[Structured figure records]
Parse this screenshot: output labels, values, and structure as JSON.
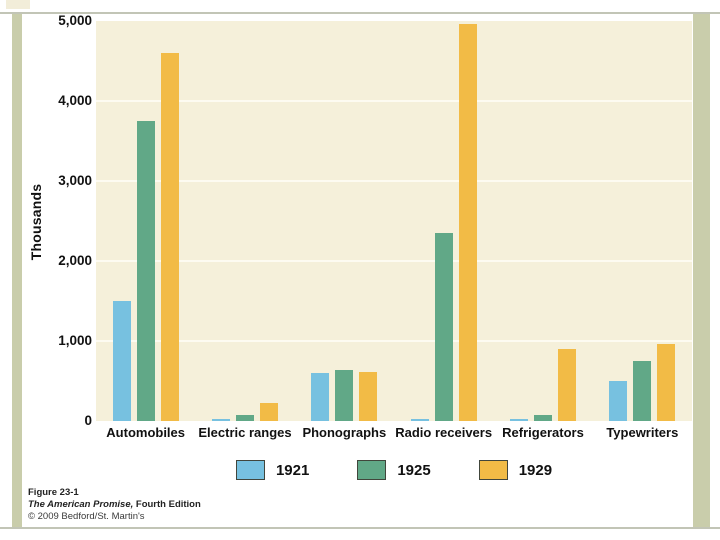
{
  "chart_data": {
    "type": "bar",
    "title": "",
    "ylabel": "Thousands",
    "xlabel": "",
    "ylim": [
      0,
      5000
    ],
    "yticks": [
      0,
      1000,
      2000,
      3000,
      4000,
      5000
    ],
    "ytick_labels": [
      "0",
      "1,000",
      "2,000",
      "3,000",
      "4,000",
      "5,000"
    ],
    "gridlines_at": [
      1000,
      2000,
      3000,
      4000
    ],
    "grid": "horizontal",
    "legend_position": "bottom",
    "categories": [
      "Automobiles",
      "Electric ranges",
      "Phonographs",
      "Radio receivers",
      "Refrigerators",
      "Typewriters"
    ],
    "series": [
      {
        "name": "1921",
        "color": "#77c1e0",
        "values": [
          1500,
          30,
          600,
          25,
          10,
          500
        ]
      },
      {
        "name": "1925",
        "color": "#61a887",
        "values": [
          3750,
          80,
          640,
          2350,
          80,
          750
        ]
      },
      {
        "name": "1929",
        "color": "#f2bb46",
        "values": [
          4600,
          230,
          610,
          4960,
          900,
          960
        ]
      }
    ]
  },
  "caption": {
    "figure_label": "Figure 23-1",
    "book_title": "The American Promise,",
    "edition": " Fourth Edition",
    "copyright": "© 2009 Bedford/St. Martin's"
  },
  "colors": {
    "plot_background": "#f5f0da",
    "gridline": "#fdfbf1",
    "accent_bar": "#c9cdab",
    "frame_rule": "#c2c5b6",
    "corner_tab": "#f2edd9",
    "legend_swatch_border": "#41463c"
  }
}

◆ INSTRUCTION
Quote all the lines above exactly as given. Do not include the pictures.

◆ RESULT OF THIS EXERCISE
Parse this screenshot: output labels, values, and structure as JSON.
{
  "chart_data": {
    "type": "bar",
    "title": "",
    "ylabel": "Thousands",
    "xlabel": "",
    "ylim": [
      0,
      5000
    ],
    "yticks": [
      0,
      1000,
      2000,
      3000,
      4000,
      5000
    ],
    "ytick_labels": [
      "0",
      "1,000",
      "2,000",
      "3,000",
      "4,000",
      "5,000"
    ],
    "gridlines_at": [
      1000,
      2000,
      3000,
      4000
    ],
    "grid": "horizontal",
    "legend_position": "bottom",
    "categories": [
      "Automobiles",
      "Electric ranges",
      "Phonographs",
      "Radio receivers",
      "Refrigerators",
      "Typewriters"
    ],
    "series": [
      {
        "name": "1921",
        "color": "#77c1e0",
        "values": [
          1500,
          30,
          600,
          25,
          10,
          500
        ]
      },
      {
        "name": "1925",
        "color": "#61a887",
        "values": [
          3750,
          80,
          640,
          2350,
          80,
          750
        ]
      },
      {
        "name": "1929",
        "color": "#f2bb46",
        "values": [
          4600,
          230,
          610,
          4960,
          900,
          960
        ]
      }
    ]
  },
  "caption": {
    "figure_label": "Figure 23-1",
    "book_title": "The American Promise,",
    "edition": " Fourth Edition",
    "copyright": "© 2009 Bedford/St. Martin's"
  },
  "colors": {
    "plot_background": "#f5f0da",
    "gridline": "#fdfbf1",
    "accent_bar": "#c9cdab",
    "frame_rule": "#c2c5b6",
    "corner_tab": "#f2edd9",
    "legend_swatch_border": "#41463c"
  }
}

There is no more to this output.